* Problem *
Drop every picture and give the entries back exactly.

* Data shown *
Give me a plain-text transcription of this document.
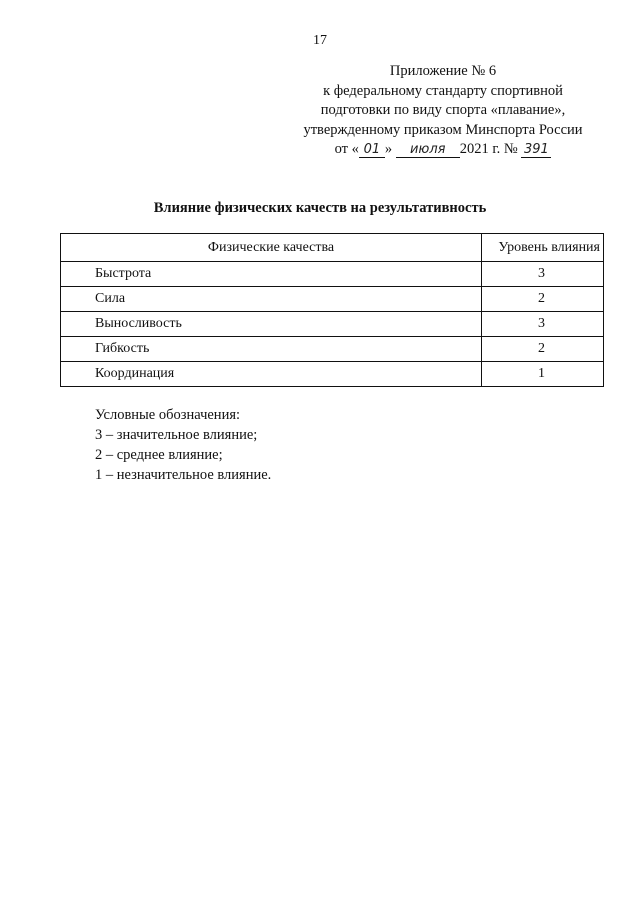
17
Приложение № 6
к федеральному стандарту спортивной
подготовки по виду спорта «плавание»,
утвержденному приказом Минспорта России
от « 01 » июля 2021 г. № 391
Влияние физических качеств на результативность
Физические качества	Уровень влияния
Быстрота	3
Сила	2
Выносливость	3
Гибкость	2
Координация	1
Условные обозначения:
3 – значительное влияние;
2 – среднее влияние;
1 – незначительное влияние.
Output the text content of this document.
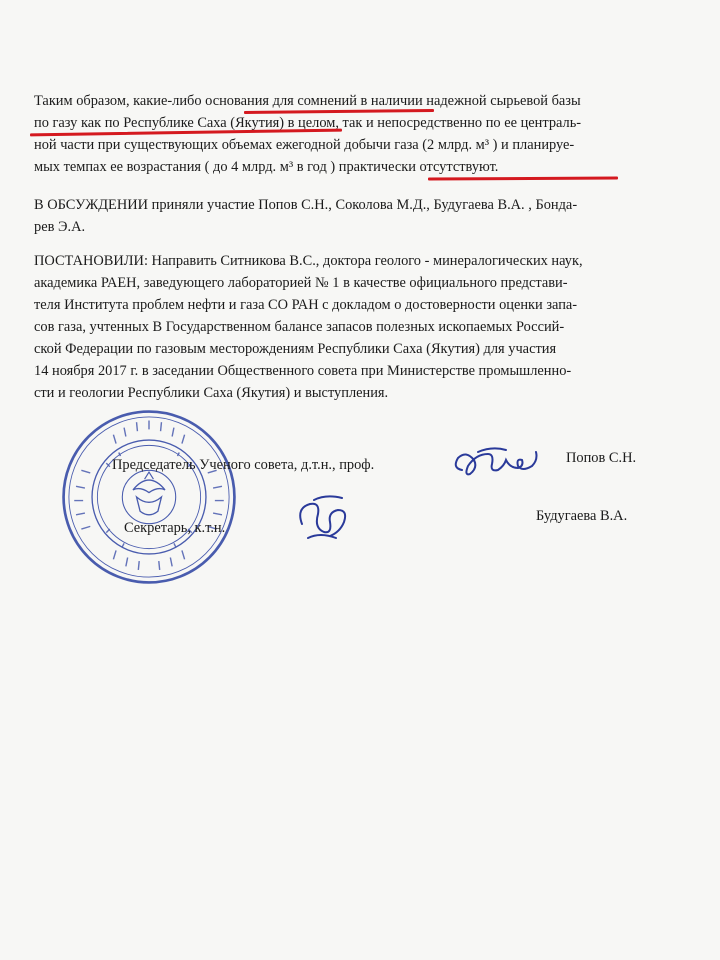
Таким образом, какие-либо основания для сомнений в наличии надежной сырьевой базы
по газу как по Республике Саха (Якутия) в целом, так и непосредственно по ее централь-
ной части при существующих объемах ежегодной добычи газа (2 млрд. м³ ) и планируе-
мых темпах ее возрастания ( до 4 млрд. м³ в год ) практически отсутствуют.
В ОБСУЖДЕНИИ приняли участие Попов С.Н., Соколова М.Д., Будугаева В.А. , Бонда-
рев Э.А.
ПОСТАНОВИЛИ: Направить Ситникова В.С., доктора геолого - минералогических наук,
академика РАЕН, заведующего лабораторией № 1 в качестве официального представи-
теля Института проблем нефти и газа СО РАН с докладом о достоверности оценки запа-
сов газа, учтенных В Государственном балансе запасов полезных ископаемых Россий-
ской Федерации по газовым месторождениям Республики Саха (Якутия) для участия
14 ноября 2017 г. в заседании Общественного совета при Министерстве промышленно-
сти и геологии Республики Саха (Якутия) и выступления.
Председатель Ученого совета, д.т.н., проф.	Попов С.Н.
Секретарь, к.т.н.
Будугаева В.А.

* Written response *
Give me a plain-text transcription of this document.
17
Приложение № 6
к федеральному стандарту спортивной
подготовки по виду спорта «плавание»,
утвержденному приказом Минспорта России
от « 01 » июля 2021 г. № 391
Влияние физических качеств на результативность
Физические качества	Уровень влияния
Быстрота	3
Сила	2
Выносливость	3
Гибкость	2
Координация	1
Условные обозначения:
3 – значительное влияние;
2 – среднее влияние;
1 – незначительное влияние.
Output the text content of this document.
Таким образом, какие-либо основания для сомнений в наличии надежной сырьевой базы
по газу как по Республике Саха (Якутия) в целом, так и непосредственно по ее централь-
ной части при существующих объемах ежегодной добычи газа (2 млрд. м³ ) и планируе-
мых темпах ее возрастания ( до 4 млрд. м³ в год ) практически отсутствуют.
В ОБСУЖДЕНИИ приняли участие Попов С.Н., Соколова М.Д., Будугаева В.А. , Бонда-
рев Э.А.
ПОСТАНОВИЛИ: Направить Ситникова В.С., доктора геолого - минералогических наук,
академика РАЕН, заведующего лабораторией № 1 в качестве официального представи-
теля Института проблем нефти и газа СО РАН с докладом о достоверности оценки запа-
сов газа, учтенных В Государственном балансе запасов полезных ископаемых Россий-
ской Федерации по газовым месторождениям Республики Саха (Якутия) для участия
14 ноября 2017 г. в заседании Общественного совета при Министерстве промышленно-
сти и геологии Республики Саха (Якутия) и выступления.
Председатель Ученого совета, д.т.н., проф.	Попов С.Н.
Секретарь, к.т.н.
Будугаева В.А.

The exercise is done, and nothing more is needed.